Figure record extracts
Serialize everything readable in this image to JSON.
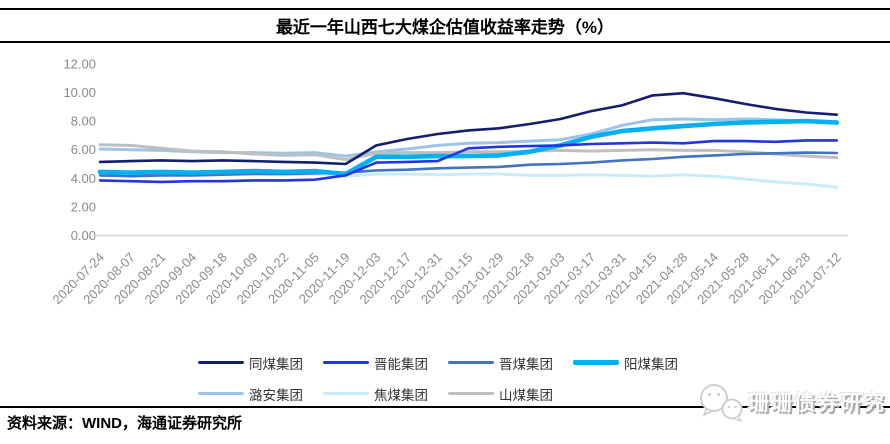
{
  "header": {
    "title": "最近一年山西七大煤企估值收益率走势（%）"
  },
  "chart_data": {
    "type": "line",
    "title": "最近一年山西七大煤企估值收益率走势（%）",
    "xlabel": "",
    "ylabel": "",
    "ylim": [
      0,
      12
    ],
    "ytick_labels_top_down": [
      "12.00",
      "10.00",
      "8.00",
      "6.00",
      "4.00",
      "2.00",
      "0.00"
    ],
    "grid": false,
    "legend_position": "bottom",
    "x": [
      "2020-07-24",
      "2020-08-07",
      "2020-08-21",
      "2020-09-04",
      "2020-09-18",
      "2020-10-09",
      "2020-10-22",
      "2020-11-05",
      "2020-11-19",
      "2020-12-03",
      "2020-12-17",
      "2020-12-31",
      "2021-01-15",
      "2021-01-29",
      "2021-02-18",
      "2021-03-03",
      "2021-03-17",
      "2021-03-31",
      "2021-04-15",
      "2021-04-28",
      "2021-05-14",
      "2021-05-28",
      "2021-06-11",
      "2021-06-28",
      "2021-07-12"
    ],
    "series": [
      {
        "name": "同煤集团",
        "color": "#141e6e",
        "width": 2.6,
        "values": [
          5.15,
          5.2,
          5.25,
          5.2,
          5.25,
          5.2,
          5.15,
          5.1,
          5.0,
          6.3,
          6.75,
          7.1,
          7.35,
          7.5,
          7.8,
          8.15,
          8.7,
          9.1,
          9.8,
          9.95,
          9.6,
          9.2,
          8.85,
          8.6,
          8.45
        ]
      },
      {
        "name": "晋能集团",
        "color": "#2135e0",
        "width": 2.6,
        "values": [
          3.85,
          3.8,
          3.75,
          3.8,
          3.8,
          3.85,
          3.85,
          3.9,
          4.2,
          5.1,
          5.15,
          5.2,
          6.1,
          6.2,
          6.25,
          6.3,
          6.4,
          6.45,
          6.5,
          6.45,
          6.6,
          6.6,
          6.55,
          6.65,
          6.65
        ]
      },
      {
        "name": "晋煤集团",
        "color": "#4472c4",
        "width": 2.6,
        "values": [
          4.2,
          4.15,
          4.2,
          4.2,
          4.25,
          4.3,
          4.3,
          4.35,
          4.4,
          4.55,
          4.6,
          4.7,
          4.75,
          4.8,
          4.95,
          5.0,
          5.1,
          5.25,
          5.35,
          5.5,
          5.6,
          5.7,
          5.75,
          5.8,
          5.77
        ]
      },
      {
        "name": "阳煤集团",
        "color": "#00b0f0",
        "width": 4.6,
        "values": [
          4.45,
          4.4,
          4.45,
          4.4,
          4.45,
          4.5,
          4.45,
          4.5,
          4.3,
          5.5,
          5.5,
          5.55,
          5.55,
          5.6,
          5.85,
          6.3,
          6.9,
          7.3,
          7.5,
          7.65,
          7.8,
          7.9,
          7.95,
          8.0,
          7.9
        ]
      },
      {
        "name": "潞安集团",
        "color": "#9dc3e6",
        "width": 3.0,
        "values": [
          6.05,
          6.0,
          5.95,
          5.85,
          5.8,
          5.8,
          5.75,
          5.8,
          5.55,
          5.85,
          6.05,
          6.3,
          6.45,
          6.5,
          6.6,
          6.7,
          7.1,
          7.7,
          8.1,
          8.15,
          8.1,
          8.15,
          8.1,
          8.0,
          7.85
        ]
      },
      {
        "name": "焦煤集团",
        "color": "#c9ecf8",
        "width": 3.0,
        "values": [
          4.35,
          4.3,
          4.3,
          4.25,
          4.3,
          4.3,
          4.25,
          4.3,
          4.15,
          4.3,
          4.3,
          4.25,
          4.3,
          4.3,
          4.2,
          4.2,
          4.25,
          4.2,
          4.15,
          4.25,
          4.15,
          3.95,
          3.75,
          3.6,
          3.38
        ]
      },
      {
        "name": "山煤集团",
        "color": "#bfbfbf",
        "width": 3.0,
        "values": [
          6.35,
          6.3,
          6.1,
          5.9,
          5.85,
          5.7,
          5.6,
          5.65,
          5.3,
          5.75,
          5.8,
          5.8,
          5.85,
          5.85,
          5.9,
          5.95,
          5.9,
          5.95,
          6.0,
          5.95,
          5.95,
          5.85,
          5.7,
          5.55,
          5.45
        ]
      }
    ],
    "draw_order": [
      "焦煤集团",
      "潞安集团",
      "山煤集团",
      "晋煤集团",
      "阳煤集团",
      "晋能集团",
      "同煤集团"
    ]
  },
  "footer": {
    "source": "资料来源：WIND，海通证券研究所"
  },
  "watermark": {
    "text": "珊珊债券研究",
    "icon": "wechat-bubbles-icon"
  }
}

● **GIVEN REQUEST**
Among the entries above, identify all lines with "name" and copy them.

● **RESULT OF THE TASK**
        "name": "同煤集团",
        "name": "晋能集团",
        "name": "晋煤集团",
        "name": "阳煤集团",
        "name": "潞安集团",
        "name": "焦煤集团",
        "name": "山煤集团",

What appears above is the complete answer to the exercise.